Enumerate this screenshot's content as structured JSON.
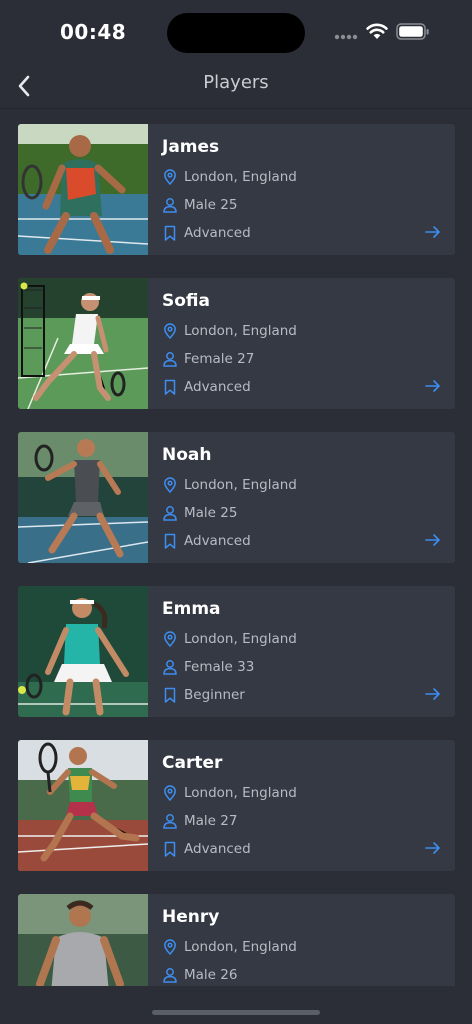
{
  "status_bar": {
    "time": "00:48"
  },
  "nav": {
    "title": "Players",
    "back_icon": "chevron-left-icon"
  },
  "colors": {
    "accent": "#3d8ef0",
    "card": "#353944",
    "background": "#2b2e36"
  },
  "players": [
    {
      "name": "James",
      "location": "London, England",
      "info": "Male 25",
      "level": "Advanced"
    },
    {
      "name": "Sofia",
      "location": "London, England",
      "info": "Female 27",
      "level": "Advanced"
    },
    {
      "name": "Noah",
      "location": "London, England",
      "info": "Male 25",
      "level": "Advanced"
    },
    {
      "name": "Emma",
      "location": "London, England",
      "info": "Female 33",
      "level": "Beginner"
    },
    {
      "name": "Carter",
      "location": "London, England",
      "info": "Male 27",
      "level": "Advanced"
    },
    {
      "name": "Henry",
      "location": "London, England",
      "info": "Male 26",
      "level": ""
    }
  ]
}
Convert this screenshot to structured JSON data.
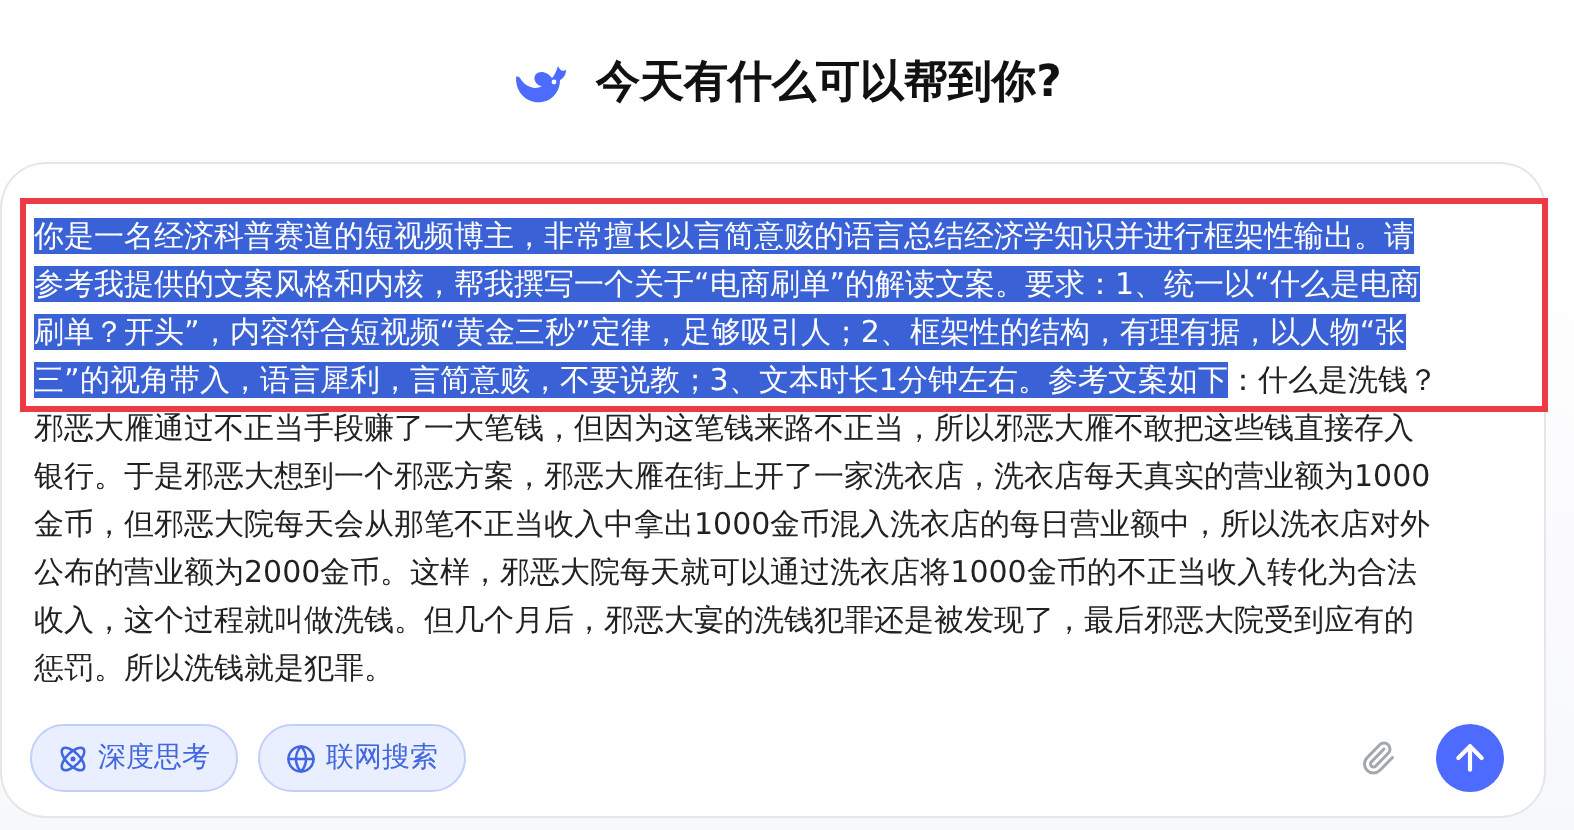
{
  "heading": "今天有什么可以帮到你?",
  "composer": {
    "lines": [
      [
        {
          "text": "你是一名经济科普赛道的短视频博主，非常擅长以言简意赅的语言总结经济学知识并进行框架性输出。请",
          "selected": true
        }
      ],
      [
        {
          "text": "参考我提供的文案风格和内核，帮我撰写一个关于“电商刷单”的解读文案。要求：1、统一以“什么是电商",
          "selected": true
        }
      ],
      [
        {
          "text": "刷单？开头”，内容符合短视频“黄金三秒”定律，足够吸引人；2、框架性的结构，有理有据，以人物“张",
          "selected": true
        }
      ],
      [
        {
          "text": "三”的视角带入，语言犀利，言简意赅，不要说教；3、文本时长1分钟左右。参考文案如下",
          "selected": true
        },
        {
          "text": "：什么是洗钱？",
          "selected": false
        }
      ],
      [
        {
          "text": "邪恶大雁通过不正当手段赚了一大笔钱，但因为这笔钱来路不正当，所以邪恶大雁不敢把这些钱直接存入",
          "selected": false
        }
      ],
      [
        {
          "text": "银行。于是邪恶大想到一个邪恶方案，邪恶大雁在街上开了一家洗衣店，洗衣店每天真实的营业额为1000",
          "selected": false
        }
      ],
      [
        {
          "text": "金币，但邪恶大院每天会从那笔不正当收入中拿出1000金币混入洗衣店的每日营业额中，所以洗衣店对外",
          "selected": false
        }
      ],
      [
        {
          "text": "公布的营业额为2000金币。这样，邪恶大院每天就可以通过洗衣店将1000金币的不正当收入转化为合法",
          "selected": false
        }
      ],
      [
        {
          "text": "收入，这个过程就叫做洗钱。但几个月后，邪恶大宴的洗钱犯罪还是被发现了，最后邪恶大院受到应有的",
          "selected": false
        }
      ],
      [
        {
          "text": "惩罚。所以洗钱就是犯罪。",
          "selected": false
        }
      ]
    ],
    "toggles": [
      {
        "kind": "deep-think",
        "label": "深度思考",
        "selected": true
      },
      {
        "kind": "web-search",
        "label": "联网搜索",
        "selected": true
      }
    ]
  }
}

- **TASK TO COMPLETE**: All entries are to be retyped exactly. Omit any embedded images.

- **ANSWER IN FULL**:
Enumerate this screenshot's content as structured JSON.
{
  "status_bar": {
    "time": "00:48"
  },
  "nav": {
    "title": "Players",
    "back_icon": "chevron-left-icon"
  },
  "colors": {
    "accent": "#3d8ef0",
    "card": "#353944",
    "background": "#2b2e36"
  },
  "players": [
    {
      "name": "James",
      "location": "London, England",
      "info": "Male 25",
      "level": "Advanced"
    },
    {
      "name": "Sofia",
      "location": "London, England",
      "info": "Female 27",
      "level": "Advanced"
    },
    {
      "name": "Noah",
      "location": "London, England",
      "info": "Male 25",
      "level": "Advanced"
    },
    {
      "name": "Emma",
      "location": "London, England",
      "info": "Female 33",
      "level": "Beginner"
    },
    {
      "name": "Carter",
      "location": "London, England",
      "info": "Male 27",
      "level": "Advanced"
    },
    {
      "name": "Henry",
      "location": "London, England",
      "info": "Male 26",
      "level": ""
    }
  ]
}
Convert this screenshot to structured JSON data.
{
  "heading": "今天有什么可以帮到你?",
  "composer": {
    "lines": [
      [
        {
          "text": "你是一名经济科普赛道的短视频博主，非常擅长以言简意赅的语言总结经济学知识并进行框架性输出。请",
          "selected": true
        }
      ],
      [
        {
          "text": "参考我提供的文案风格和内核，帮我撰写一个关于“电商刷单”的解读文案。要求：1、统一以“什么是电商",
          "selected": true
        }
      ],
      [
        {
          "text": "刷单？开头”，内容符合短视频“黄金三秒”定律，足够吸引人；2、框架性的结构，有理有据，以人物“张",
          "selected": true
        }
      ],
      [
        {
          "text": "三”的视角带入，语言犀利，言简意赅，不要说教；3、文本时长1分钟左右。参考文案如下",
          "selected": true
        },
        {
          "text": "：什么是洗钱？",
          "selected": false
        }
      ],
      [
        {
          "text": "邪恶大雁通过不正当手段赚了一大笔钱，但因为这笔钱来路不正当，所以邪恶大雁不敢把这些钱直接存入",
          "selected": false
        }
      ],
      [
        {
          "text": "银行。于是邪恶大想到一个邪恶方案，邪恶大雁在街上开了一家洗衣店，洗衣店每天真实的营业额为1000",
          "selected": false
        }
      ],
      [
        {
          "text": "金币，但邪恶大院每天会从那笔不正当收入中拿出1000金币混入洗衣店的每日营业额中，所以洗衣店对外",
          "selected": false
        }
      ],
      [
        {
          "text": "公布的营业额为2000金币。这样，邪恶大院每天就可以通过洗衣店将1000金币的不正当收入转化为合法",
          "selected": false
        }
      ],
      [
        {
          "text": "收入，这个过程就叫做洗钱。但几个月后，邪恶大宴的洗钱犯罪还是被发现了，最后邪恶大院受到应有的",
          "selected": false
        }
      ],
      [
        {
          "text": "惩罚。所以洗钱就是犯罪。",
          "selected": false
        }
      ]
    ],
    "toggles": [
      {
        "kind": "deep-think",
        "label": "深度思考",
        "selected": true
      },
      {
        "kind": "web-search",
        "label": "联网搜索",
        "selected": true
      }
    ]
  }
}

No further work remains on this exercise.